-- begin Data for processing --
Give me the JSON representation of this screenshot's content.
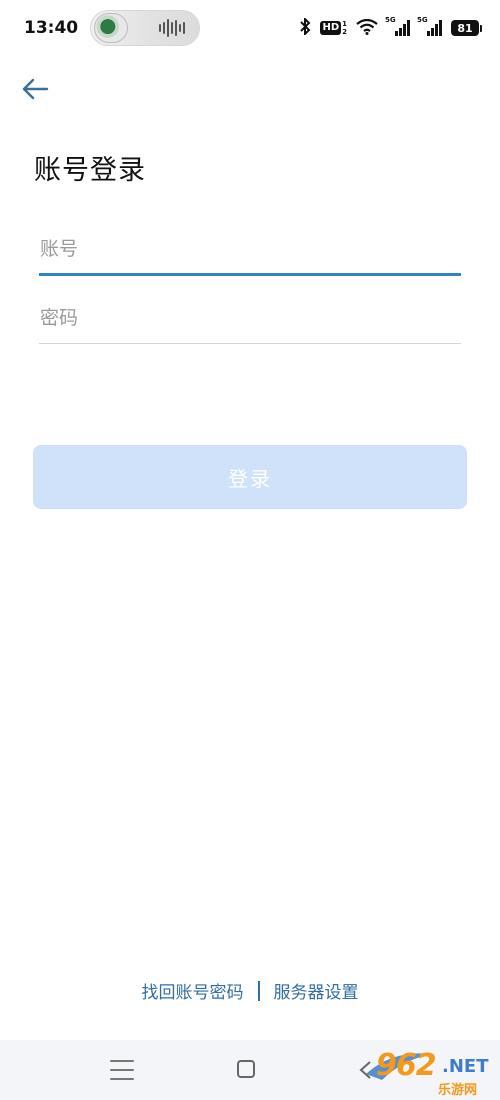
{
  "status_bar": {
    "time": "13:40",
    "signal_label": "5G",
    "signal_label_2": "5G",
    "hd_label": "HD",
    "hd_fraction_top": "1",
    "hd_fraction_bottom": "2",
    "battery": "81"
  },
  "header": {
    "title": "账号登录"
  },
  "form": {
    "account_placeholder": "账号",
    "account_value": "",
    "password_placeholder": "密码",
    "password_value": "",
    "login_label": "登录"
  },
  "footer": {
    "recover_label": "找回账号密码",
    "server_label": "服务器设置"
  },
  "watermark": {
    "number": "962",
    "domain": ".NET",
    "subtitle": "乐游网"
  },
  "colors": {
    "accent": "#2c86c4",
    "link": "#2f6fa2",
    "button_disabled": "#cfe2fa"
  }
}
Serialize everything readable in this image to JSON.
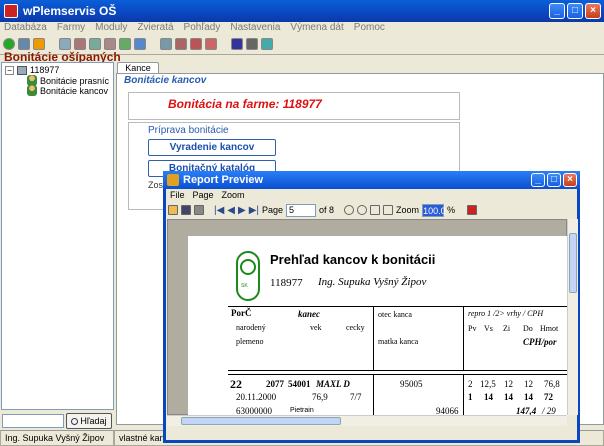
{
  "app": {
    "title": "wPlemservis OŠ"
  },
  "menu": [
    "Databáza",
    "Farmy",
    "Moduly",
    "Zvieratá",
    "Pohľady",
    "Nastavenia",
    "Výmena dát",
    "Pomoc"
  ],
  "page_title": "Bonitácie ošípaných",
  "tree": {
    "root": "118977",
    "children": [
      "Bonitácie prasníc",
      "Bonitácie kancov"
    ]
  },
  "search": {
    "value": "",
    "button": "Hľadaj"
  },
  "status": {
    "user": "Ing. Supuka Vyšný Žipov",
    "panel2": "vlastné kance n"
  },
  "tab": "Kance",
  "section_label": "Bonitácie kancov",
  "farm_title": "Bonitácia na farme: 118977",
  "priprava": {
    "label": "Príprava bonitácie",
    "btn1": "Vyradenie kancov",
    "btn2": "Bonitačný katalóg",
    "cut": "Zos"
  },
  "report_preview": {
    "title": "Report Preview",
    "menu": [
      "File",
      "Page",
      "Zoom"
    ],
    "page_label": "Page",
    "page_value": "5",
    "of": "of 8",
    "zoom_label": "Zoom",
    "zoom_value": "100.0",
    "percent": "%"
  },
  "report": {
    "heading": "Prehľad kancov k bonitácii",
    "farm": "118977",
    "owner": "Ing. Supuka Vyšný Žipov",
    "hdr": {
      "porc": "PorČ",
      "kanec": "kanec",
      "narodeny": "narodený",
      "vek": "vek",
      "cecky": "cecky",
      "plemeno": "plemeno",
      "otec": "otec kanca",
      "matka": "matka kanca",
      "repro": "repro 1 /2> vrhy / CPH",
      "pv": "Pv",
      "vs": "Vs",
      "zi": "Zi",
      "do": "Do",
      "hmot": "Hmot",
      "cph": "CPH/por"
    },
    "row": {
      "porc": "22",
      "a": "2077",
      "b": "54001",
      "name": "MAXL D",
      "otec": "95005",
      "r1": [
        "2",
        "12,5",
        "12",
        "12",
        "76,8"
      ],
      "date": "20.11.2000",
      "vek": "76,9",
      "cecky": "7/7",
      "r2": [
        "1",
        "14",
        "14",
        "14",
        "72"
      ],
      "plemeno_code": "63000000",
      "plemeno": "Pietrain",
      "matka": "94066",
      "cph": "147,4",
      "por": "/ 29"
    }
  }
}
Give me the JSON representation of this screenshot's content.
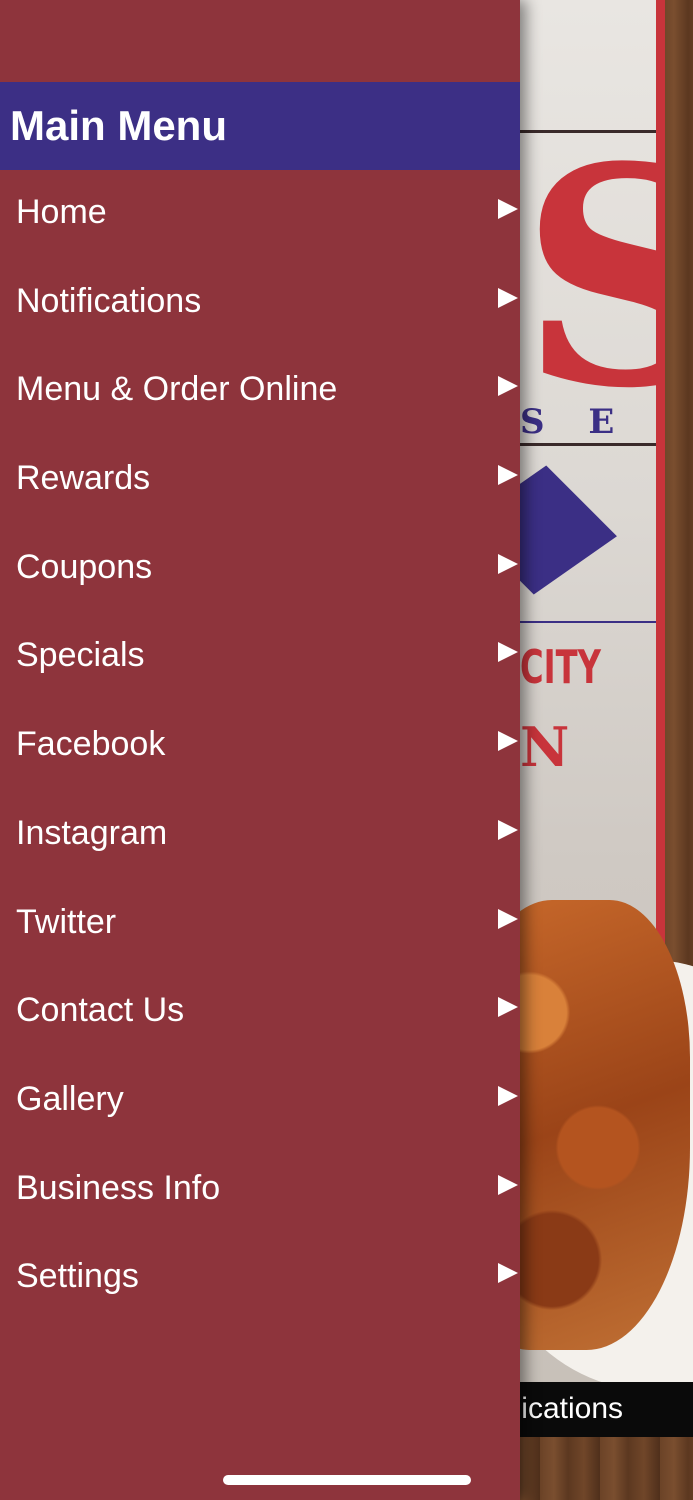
{
  "drawer": {
    "title": "Main Menu",
    "items": [
      {
        "label": "Home",
        "icon": "play-arrow-icon"
      },
      {
        "label": "Notifications",
        "icon": "play-arrow-icon"
      },
      {
        "label": "Menu & Order Online",
        "icon": "play-arrow-icon"
      },
      {
        "label": "Rewards",
        "icon": "play-arrow-icon"
      },
      {
        "label": "Coupons",
        "icon": "play-arrow-icon"
      },
      {
        "label": "Specials",
        "icon": "play-arrow-icon"
      },
      {
        "label": "Facebook",
        "icon": "play-arrow-icon"
      },
      {
        "label": "Instagram",
        "icon": "play-arrow-icon"
      },
      {
        "label": "Twitter",
        "icon": "play-arrow-icon"
      },
      {
        "label": "Contact Us",
        "icon": "play-arrow-icon"
      },
      {
        "label": "Gallery",
        "icon": "play-arrow-icon"
      },
      {
        "label": "Business Info",
        "icon": "play-arrow-icon"
      },
      {
        "label": "Settings",
        "icon": "play-arrow-icon"
      }
    ]
  },
  "background": {
    "poster_letter": "S",
    "poster_subtext": "S E",
    "poster_city": "CITY",
    "poster_partial": "N",
    "bottom_bar_text": "ications"
  },
  "colors": {
    "drawer_bg": "#8e343c",
    "header_bg": "#3c2f85",
    "accent_red": "#c8343b",
    "text": "#ffffff"
  }
}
-- end Data for processing --
* [Aim]: Return each line where "Supuka" shows up.

* [Exercise response]:
    "user": "Ing. Supuka Vyšný Žipov",
    "owner": "Ing. Supuka Vyšný Žipov",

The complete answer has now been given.